§ TASK: Repeat the listing in full, exactly as it stands.

** Start of GIVEN DATA **

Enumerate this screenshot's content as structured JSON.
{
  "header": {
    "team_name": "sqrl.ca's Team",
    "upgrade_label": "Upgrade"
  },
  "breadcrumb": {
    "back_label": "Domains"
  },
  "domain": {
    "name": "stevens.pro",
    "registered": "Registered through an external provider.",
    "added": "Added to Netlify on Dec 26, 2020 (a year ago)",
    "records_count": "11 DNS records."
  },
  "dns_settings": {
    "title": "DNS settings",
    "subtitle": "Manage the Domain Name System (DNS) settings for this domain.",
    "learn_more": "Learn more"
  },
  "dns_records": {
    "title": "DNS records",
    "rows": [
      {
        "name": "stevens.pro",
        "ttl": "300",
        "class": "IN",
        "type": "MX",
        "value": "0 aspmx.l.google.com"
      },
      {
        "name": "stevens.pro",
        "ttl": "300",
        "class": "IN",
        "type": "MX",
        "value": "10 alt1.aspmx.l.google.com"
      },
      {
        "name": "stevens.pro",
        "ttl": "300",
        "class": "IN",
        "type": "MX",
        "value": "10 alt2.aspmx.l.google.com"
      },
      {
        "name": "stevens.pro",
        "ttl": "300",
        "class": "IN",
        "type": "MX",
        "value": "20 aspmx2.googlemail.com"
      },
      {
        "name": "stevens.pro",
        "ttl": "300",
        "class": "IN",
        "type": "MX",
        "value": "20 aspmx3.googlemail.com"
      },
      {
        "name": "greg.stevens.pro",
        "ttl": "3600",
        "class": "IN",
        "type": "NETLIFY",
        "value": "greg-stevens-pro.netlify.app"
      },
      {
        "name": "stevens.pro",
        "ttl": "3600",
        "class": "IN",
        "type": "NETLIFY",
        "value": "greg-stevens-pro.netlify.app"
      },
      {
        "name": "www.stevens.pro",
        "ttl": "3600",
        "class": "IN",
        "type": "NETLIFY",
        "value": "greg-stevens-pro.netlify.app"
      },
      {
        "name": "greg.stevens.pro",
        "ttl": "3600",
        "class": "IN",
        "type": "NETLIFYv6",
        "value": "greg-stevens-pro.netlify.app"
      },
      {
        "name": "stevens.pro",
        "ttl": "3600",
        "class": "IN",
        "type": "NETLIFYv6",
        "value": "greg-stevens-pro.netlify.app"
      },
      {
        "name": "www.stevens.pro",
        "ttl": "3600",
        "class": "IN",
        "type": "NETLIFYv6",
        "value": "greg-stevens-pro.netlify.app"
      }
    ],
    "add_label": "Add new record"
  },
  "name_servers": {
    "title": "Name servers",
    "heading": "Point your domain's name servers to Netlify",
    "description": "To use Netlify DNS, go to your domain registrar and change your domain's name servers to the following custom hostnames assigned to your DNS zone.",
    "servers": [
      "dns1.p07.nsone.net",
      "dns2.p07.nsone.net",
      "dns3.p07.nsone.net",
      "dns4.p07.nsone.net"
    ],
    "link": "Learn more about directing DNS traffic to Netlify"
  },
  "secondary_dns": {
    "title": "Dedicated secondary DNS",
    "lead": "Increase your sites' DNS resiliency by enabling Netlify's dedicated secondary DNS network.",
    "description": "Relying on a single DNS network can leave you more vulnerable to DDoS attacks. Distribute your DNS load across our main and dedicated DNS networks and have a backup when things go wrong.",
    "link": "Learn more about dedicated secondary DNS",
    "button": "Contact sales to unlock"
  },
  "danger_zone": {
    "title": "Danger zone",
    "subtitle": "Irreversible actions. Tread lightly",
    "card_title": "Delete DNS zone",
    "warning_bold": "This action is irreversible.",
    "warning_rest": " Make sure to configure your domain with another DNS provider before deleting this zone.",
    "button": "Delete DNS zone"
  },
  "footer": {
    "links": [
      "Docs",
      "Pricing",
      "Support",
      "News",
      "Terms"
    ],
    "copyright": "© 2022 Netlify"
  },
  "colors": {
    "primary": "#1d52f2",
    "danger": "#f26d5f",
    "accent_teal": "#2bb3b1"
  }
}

** End of GIVEN DATA **

§ SOLUTION TO THIS EXERCISE:
Enumerate this screenshot's content as structured JSON.
{
  "header": {
    "team_name": "sqrl.ca's Team",
    "upgrade_label": "Upgrade"
  },
  "breadcrumb": {
    "back_label": "Domains"
  },
  "domain": {
    "name": "stevens.pro",
    "registered": "Registered through an external provider.",
    "added": "Added to Netlify on Dec 26, 2020 (a year ago)",
    "records_count": "11 DNS records."
  },
  "dns_settings": {
    "title": "DNS settings",
    "subtitle": "Manage the Domain Name System (DNS) settings for this domain.",
    "learn_more": "Learn more"
  },
  "dns_records": {
    "title": "DNS records",
    "rows": [
      {
        "name": "stevens.pro",
        "ttl": "300",
        "class": "IN",
        "type": "MX",
        "value": "0 aspmx.l.google.com"
      },
      {
        "name": "stevens.pro",
        "ttl": "300",
        "class": "IN",
        "type": "MX",
        "value": "10 alt1.aspmx.l.google.com"
      },
      {
        "name": "stevens.pro",
        "ttl": "300",
        "class": "IN",
        "type": "MX",
        "value": "10 alt2.aspmx.l.google.com"
      },
      {
        "name": "stevens.pro",
        "ttl": "300",
        "class": "IN",
        "type": "MX",
        "value": "20 aspmx2.googlemail.com"
      },
      {
        "name": "stevens.pro",
        "ttl": "300",
        "class": "IN",
        "type": "MX",
        "value": "20 aspmx3.googlemail.com"
      },
      {
        "name": "greg.stevens.pro",
        "ttl": "3600",
        "class": "IN",
        "type": "NETLIFY",
        "value": "greg-stevens-pro.netlify.app"
      },
      {
        "name": "stevens.pro",
        "ttl": "3600",
        "class": "IN",
        "type": "NETLIFY",
        "value": "greg-stevens-pro.netlify.app"
      },
      {
        "name": "www.stevens.pro",
        "ttl": "3600",
        "class": "IN",
        "type": "NETLIFY",
        "value": "greg-stevens-pro.netlify.app"
      },
      {
        "name": "greg.stevens.pro",
        "ttl": "3600",
        "class": "IN",
        "type": "NETLIFYv6",
        "value": "greg-stevens-pro.netlify.app"
      },
      {
        "name": "stevens.pro",
        "ttl": "3600",
        "class": "IN",
        "type": "NETLIFYv6",
        "value": "greg-stevens-pro.netlify.app"
      },
      {
        "name": "www.stevens.pro",
        "ttl": "3600",
        "class": "IN",
        "type": "NETLIFYv6",
        "value": "greg-stevens-pro.netlify.app"
      }
    ],
    "add_label": "Add new record"
  },
  "name_servers": {
    "title": "Name servers",
    "heading": "Point your domain's name servers to Netlify",
    "description": "To use Netlify DNS, go to your domain registrar and change your domain's name servers to the following custom hostnames assigned to your DNS zone.",
    "servers": [
      "dns1.p07.nsone.net",
      "dns2.p07.nsone.net",
      "dns3.p07.nsone.net",
      "dns4.p07.nsone.net"
    ],
    "link": "Learn more about directing DNS traffic to Netlify"
  },
  "secondary_dns": {
    "title": "Dedicated secondary DNS",
    "lead": "Increase your sites' DNS resiliency by enabling Netlify's dedicated secondary DNS network.",
    "description": "Relying on a single DNS network can leave you more vulnerable to DDoS attacks. Distribute your DNS load across our main and dedicated DNS networks and have a backup when things go wrong.",
    "link": "Learn more about dedicated secondary DNS",
    "button": "Contact sales to unlock"
  },
  "danger_zone": {
    "title": "Danger zone",
    "subtitle": "Irreversible actions. Tread lightly",
    "card_title": "Delete DNS zone",
    "warning_bold": "This action is irreversible.",
    "warning_rest": " Make sure to configure your domain with another DNS provider before deleting this zone.",
    "button": "Delete DNS zone"
  },
  "footer": {
    "links": [
      "Docs",
      "Pricing",
      "Support",
      "News",
      "Terms"
    ],
    "copyright": "© 2022 Netlify"
  },
  "colors": {
    "primary": "#1d52f2",
    "danger": "#f26d5f",
    "accent_teal": "#2bb3b1"
  }
}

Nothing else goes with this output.